(Region boundary data)
===
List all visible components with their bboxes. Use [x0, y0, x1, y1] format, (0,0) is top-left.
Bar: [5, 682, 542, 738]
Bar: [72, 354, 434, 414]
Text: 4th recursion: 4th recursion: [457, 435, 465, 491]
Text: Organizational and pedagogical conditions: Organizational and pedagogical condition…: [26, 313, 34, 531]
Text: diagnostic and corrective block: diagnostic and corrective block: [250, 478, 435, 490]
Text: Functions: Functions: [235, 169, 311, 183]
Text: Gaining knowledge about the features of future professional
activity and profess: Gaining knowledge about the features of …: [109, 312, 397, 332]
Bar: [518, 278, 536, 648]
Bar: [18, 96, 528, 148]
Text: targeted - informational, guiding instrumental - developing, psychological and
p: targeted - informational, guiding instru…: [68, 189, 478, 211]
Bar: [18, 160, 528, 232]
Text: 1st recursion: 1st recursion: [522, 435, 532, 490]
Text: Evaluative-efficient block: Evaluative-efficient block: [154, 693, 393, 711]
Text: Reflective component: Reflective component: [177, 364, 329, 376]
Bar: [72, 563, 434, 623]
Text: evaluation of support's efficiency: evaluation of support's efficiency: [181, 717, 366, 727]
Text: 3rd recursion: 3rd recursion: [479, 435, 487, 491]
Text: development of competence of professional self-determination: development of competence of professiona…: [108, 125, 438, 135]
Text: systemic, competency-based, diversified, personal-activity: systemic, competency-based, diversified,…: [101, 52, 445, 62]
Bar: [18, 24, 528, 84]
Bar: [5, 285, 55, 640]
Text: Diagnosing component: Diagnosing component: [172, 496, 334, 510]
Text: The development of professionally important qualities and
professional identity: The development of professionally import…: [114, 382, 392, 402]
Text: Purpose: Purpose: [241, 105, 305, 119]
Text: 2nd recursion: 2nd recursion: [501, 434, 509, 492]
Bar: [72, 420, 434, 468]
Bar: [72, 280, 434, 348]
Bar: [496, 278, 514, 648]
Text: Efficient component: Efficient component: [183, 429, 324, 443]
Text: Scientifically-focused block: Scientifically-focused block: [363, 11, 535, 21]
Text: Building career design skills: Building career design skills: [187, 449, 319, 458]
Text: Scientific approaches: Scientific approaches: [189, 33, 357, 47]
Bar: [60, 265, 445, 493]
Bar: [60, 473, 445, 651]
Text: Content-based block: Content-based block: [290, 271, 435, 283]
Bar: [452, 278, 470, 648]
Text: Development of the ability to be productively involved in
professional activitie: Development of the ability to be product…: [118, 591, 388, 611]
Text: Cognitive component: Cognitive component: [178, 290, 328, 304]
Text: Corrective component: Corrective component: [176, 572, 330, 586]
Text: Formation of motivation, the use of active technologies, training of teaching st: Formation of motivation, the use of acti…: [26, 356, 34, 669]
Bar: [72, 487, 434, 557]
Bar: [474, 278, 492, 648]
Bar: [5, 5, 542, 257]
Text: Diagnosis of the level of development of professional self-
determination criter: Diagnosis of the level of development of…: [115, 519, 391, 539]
===
Quote every line of the data above word for word, with nothing changed.

# [EXPECTED OUTPUT]
List all visible components with their bboxes. Use [x0, y0, x1, y1] format, (0,0) is top-left.
Bar: [5, 682, 542, 738]
Bar: [72, 354, 434, 414]
Text: 4th recursion: 4th recursion: [457, 435, 465, 491]
Text: Organizational and pedagogical conditions: Organizational and pedagogical condition…: [26, 313, 34, 531]
Text: diagnostic and corrective block: diagnostic and corrective block: [250, 478, 435, 490]
Text: Functions: Functions: [235, 169, 311, 183]
Text: Gaining knowledge about the features of future professional
activity and profess: Gaining knowledge about the features of …: [109, 312, 397, 332]
Bar: [518, 278, 536, 648]
Bar: [18, 96, 528, 148]
Text: targeted - informational, guiding instrumental - developing, psychological and
p: targeted - informational, guiding instru…: [68, 189, 478, 211]
Bar: [18, 160, 528, 232]
Text: 1st recursion: 1st recursion: [522, 435, 532, 490]
Text: Evaluative-efficient block: Evaluative-efficient block: [154, 693, 393, 711]
Text: Reflective component: Reflective component: [177, 364, 329, 376]
Bar: [72, 563, 434, 623]
Text: evaluation of support's efficiency: evaluation of support's efficiency: [181, 717, 366, 727]
Text: 3rd recursion: 3rd recursion: [479, 435, 487, 491]
Text: development of competence of professional self-determination: development of competence of professiona…: [108, 125, 438, 135]
Text: systemic, competency-based, diversified, personal-activity: systemic, competency-based, diversified,…: [101, 52, 445, 62]
Bar: [18, 24, 528, 84]
Bar: [5, 285, 55, 640]
Text: Diagnosing component: Diagnosing component: [172, 496, 334, 510]
Text: The development of professionally important qualities and
professional identity: The development of professionally import…: [114, 382, 392, 402]
Text: Purpose: Purpose: [241, 105, 305, 119]
Text: 2nd recursion: 2nd recursion: [501, 434, 509, 492]
Bar: [72, 420, 434, 468]
Bar: [72, 280, 434, 348]
Bar: [496, 278, 514, 648]
Text: Efficient component: Efficient component: [183, 429, 324, 443]
Text: Scientifically-focused block: Scientifically-focused block: [363, 11, 535, 21]
Text: Building career design skills: Building career design skills: [187, 449, 319, 458]
Text: Scientific approaches: Scientific approaches: [189, 33, 357, 47]
Bar: [60, 265, 445, 493]
Bar: [60, 473, 445, 651]
Text: Content-based block: Content-based block: [290, 271, 435, 283]
Bar: [452, 278, 470, 648]
Text: Development of the ability to be productively involved in
professional activitie: Development of the ability to be product…: [118, 591, 388, 611]
Text: Cognitive component: Cognitive component: [178, 290, 328, 304]
Text: Corrective component: Corrective component: [176, 572, 330, 586]
Text: Formation of motivation, the use of active technologies, training of teaching st: Formation of motivation, the use of acti…: [26, 356, 34, 669]
Bar: [72, 487, 434, 557]
Bar: [474, 278, 492, 648]
Bar: [5, 5, 542, 257]
Text: Diagnosis of the level of development of professional self-
determination criter: Diagnosis of the level of development of…: [115, 519, 391, 539]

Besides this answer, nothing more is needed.